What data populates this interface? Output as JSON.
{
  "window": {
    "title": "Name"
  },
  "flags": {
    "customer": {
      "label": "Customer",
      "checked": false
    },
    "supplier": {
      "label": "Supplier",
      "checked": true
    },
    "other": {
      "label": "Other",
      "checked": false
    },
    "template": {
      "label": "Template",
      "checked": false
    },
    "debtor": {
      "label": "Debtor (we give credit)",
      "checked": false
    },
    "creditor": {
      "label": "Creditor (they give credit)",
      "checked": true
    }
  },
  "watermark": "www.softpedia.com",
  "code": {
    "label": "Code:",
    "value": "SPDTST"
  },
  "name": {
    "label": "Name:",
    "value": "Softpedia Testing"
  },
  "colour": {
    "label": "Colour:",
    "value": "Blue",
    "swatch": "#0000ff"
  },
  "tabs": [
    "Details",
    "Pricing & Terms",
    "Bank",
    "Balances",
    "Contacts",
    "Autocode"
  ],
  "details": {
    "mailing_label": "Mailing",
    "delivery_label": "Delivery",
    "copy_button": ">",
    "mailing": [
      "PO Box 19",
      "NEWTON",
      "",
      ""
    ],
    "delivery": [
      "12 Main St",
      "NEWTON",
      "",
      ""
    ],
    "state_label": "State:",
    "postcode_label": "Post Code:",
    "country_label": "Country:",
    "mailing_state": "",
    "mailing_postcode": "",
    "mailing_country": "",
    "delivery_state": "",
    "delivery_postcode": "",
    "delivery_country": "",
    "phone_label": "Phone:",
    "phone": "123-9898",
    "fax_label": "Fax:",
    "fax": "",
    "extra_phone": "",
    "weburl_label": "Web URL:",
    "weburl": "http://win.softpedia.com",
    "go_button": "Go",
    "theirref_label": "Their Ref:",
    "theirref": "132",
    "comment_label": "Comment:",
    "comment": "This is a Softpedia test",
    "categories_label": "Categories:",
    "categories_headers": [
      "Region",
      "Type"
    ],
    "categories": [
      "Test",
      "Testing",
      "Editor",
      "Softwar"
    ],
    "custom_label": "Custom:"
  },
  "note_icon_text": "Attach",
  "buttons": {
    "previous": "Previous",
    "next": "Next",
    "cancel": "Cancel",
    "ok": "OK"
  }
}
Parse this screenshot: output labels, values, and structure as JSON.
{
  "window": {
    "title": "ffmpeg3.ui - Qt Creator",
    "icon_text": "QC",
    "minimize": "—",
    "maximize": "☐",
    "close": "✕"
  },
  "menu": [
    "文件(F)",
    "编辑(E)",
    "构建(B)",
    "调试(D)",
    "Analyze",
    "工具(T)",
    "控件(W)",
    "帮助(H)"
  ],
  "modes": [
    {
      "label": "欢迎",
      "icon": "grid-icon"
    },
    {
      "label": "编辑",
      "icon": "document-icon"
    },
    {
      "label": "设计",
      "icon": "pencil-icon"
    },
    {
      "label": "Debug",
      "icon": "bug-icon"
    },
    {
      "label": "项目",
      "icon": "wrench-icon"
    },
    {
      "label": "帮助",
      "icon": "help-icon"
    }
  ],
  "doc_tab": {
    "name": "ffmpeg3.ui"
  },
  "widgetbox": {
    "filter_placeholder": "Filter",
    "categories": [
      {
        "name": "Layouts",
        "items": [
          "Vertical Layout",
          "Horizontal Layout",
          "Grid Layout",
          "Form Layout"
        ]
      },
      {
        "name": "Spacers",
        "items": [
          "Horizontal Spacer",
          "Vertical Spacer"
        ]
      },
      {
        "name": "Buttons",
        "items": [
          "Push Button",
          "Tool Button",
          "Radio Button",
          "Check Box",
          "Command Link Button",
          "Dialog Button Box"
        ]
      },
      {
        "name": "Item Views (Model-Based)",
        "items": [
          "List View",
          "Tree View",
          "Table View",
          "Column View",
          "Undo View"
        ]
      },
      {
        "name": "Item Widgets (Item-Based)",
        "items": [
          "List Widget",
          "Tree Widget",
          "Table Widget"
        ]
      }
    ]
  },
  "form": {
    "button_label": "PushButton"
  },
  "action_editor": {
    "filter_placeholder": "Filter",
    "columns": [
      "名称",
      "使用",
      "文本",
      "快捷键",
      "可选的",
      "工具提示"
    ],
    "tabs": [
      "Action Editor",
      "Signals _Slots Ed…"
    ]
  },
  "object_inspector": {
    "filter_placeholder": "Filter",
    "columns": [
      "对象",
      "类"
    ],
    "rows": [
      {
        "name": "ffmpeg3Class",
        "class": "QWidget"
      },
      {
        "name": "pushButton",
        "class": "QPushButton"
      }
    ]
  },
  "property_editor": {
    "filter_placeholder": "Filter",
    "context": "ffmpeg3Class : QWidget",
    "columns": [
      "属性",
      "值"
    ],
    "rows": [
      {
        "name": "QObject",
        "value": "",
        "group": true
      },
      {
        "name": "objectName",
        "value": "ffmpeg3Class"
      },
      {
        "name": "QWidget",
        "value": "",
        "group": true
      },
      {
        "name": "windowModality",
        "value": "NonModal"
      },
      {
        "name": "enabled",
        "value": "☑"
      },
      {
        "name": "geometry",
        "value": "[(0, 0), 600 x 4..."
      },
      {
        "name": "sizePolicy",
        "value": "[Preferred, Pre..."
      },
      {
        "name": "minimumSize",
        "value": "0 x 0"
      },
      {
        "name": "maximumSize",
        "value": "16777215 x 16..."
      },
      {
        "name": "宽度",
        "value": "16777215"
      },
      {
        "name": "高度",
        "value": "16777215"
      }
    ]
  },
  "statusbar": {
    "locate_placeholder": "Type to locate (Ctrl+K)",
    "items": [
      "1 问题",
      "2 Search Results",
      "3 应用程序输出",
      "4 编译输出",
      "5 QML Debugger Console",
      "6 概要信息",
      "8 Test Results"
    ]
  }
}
○ ○ ○ ○ ○
[What is expected] Copy every line that includes the string "Type" from the material above.

[Written response]
      "Type"
    "locate_placeholder": "Type to locate (Ctrl+K)",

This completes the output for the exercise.